### Supplied entries
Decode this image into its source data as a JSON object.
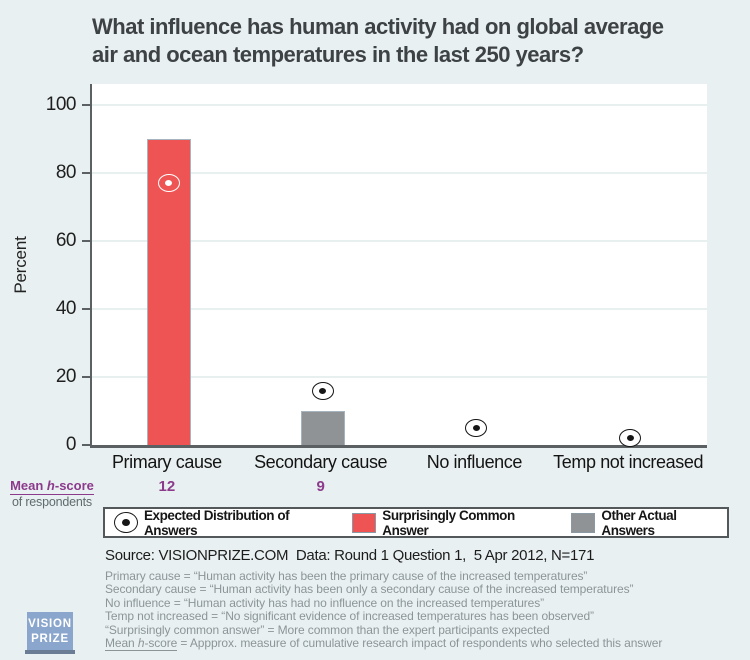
{
  "title": "What influence has human activity had on global average\nair and ocean temperatures in the last 250 years?",
  "chart_data": {
    "type": "bar",
    "title": "What influence has human activity had on global average air and ocean temperatures in the last 250 years?",
    "xlabel": "",
    "ylabel": "Percent",
    "ylim": [
      0,
      100
    ],
    "yticks": [
      0,
      20,
      40,
      60,
      80,
      100
    ],
    "grid": true,
    "legend_position": "bottom",
    "categories": [
      "Primary cause",
      "Secondary cause",
      "No influence",
      "Temp not increased"
    ],
    "series": [
      {
        "name": "Actual Answers",
        "values": [
          90,
          10,
          0,
          0
        ]
      },
      {
        "name": "Expected Distribution of Answers",
        "values": [
          77,
          16,
          5,
          2
        ]
      }
    ],
    "surprisingly_common_index": 0,
    "mean_h_scores": [
      "12",
      "9",
      "",
      ""
    ]
  },
  "hscore_caption": {
    "pre": "Mean ",
    "italic": "h",
    "post": "-score",
    "sub": "of respondents"
  },
  "legend": {
    "items": [
      {
        "icon": "circle-dot-marker-icon",
        "label": "Expected Distribution of Answers"
      },
      {
        "icon": "red-square-swatch",
        "label": "Surprisingly Common Answer"
      },
      {
        "icon": "gray-square-swatch",
        "label": "Other Actual Answers"
      }
    ]
  },
  "source": "Source: VISIONPRIZE.COM  Data: Round 1 Question 1,  5 Apr 2012, N=171",
  "footnotes": [
    "Primary cause = “Human activity has been the primary cause of the increased temperatures”",
    "Secondary cause = “Human activity has been only a secondary cause of the increased temperatures”",
    "No influence = “Human activity has had no influence on the increased temperatures”",
    "Temp not increased = “No significant evidence of increased temperatures has been observed”",
    "“Surprisingly common answer” = More common than the expert participants expected"
  ],
  "footnote_hscore": {
    "pre": "Mean ",
    "italic": "h",
    "post": "-score",
    "rest": " = Appprox. measure of cumulative research impact of respondents who selected this answer"
  },
  "logo": {
    "line1": "VISION",
    "line2": "PRIZE"
  },
  "colors": {
    "background": "#e9f0f1",
    "plot_background": "#ffffff",
    "bar_red": "#ef5455",
    "bar_gray": "#8f9396",
    "bar_border": "#a6b4bf",
    "gridline": "#e8efef",
    "axis": "#5b6063",
    "purple": "#8c3a8c",
    "footnote_gray": "#8b9598",
    "logo_blue": "#8ba6cd"
  }
}
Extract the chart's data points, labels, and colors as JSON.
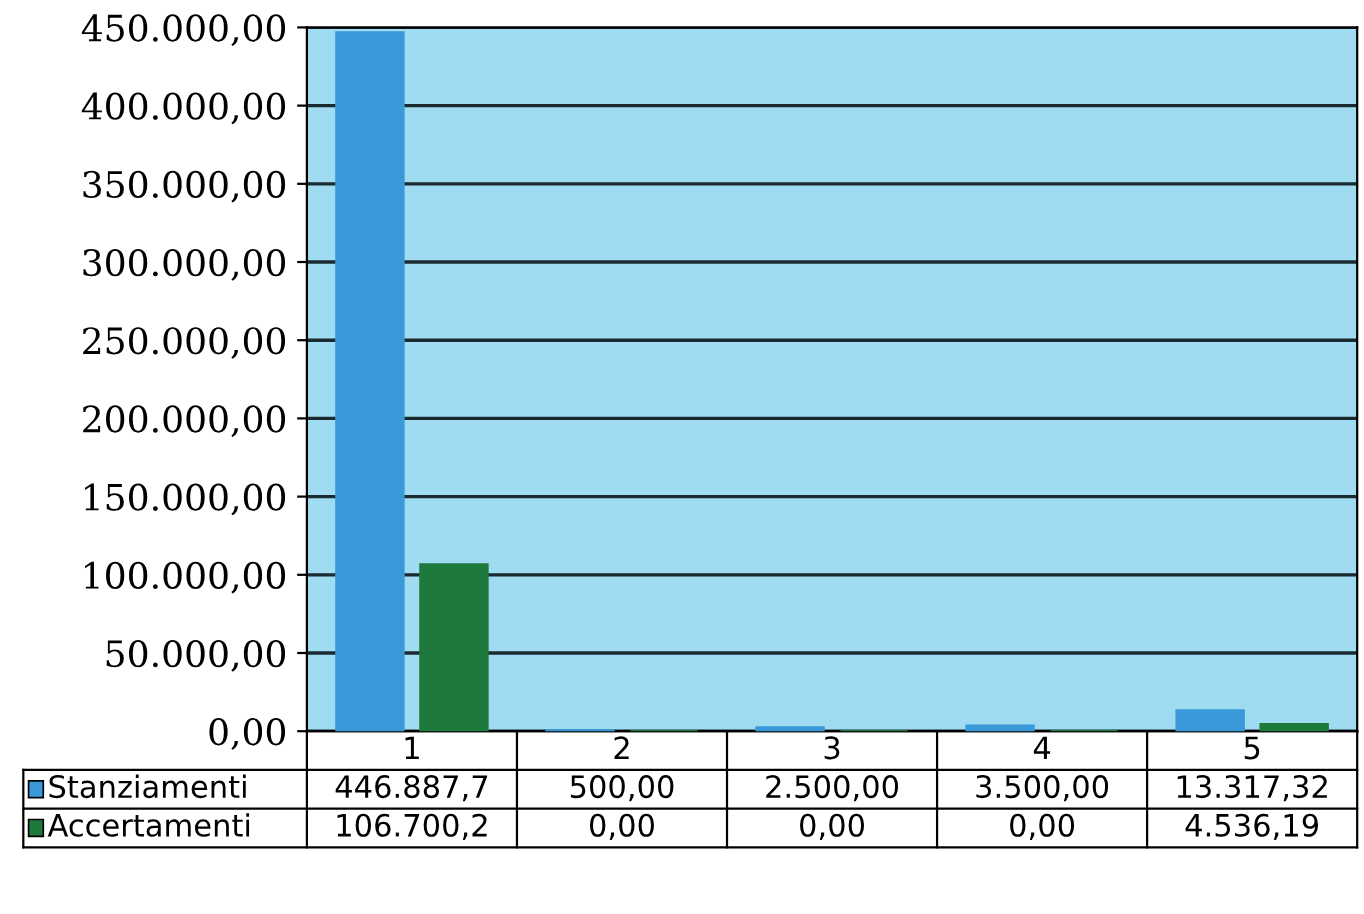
{
  "chart_data": {
    "type": "bar",
    "categories": [
      "1",
      "2",
      "3",
      "4",
      "5"
    ],
    "series": [
      {
        "name": "Stanziamenti",
        "color": "#3a9ad9",
        "values": [
          446887.7,
          500,
          2500,
          3500,
          13317.32
        ],
        "value_labels": [
          "446.887,7",
          "500,00",
          "2.500,00",
          "3.500,00",
          "13.317,32"
        ]
      },
      {
        "name": "Accertamenti",
        "color": "#1e7a3c",
        "values": [
          106700.2,
          0,
          0,
          0,
          4536.19
        ],
        "value_labels": [
          "106.700,2",
          "0,00",
          "0,00",
          "0,00",
          "4.536,19"
        ]
      }
    ],
    "ylim": [
      0,
      450000
    ],
    "yticks": [
      {
        "value": 0,
        "label": "0,00"
      },
      {
        "value": 50000,
        "label": "50.000,00"
      },
      {
        "value": 100000,
        "label": "100.000,00"
      },
      {
        "value": 150000,
        "label": "150.000,00"
      },
      {
        "value": 200000,
        "label": "200.000,00"
      },
      {
        "value": 250000,
        "label": "250.000,00"
      },
      {
        "value": 300000,
        "label": "300.000,00"
      },
      {
        "value": 350000,
        "label": "350.000,00"
      },
      {
        "value": 400000,
        "label": "400.000,00"
      },
      {
        "value": 450000,
        "label": "450.000,00"
      }
    ],
    "grid": "y",
    "legend": "bottom left"
  }
}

### Required task
Report only the number of lines in the listing that contain the word "icon".

### Right answer
3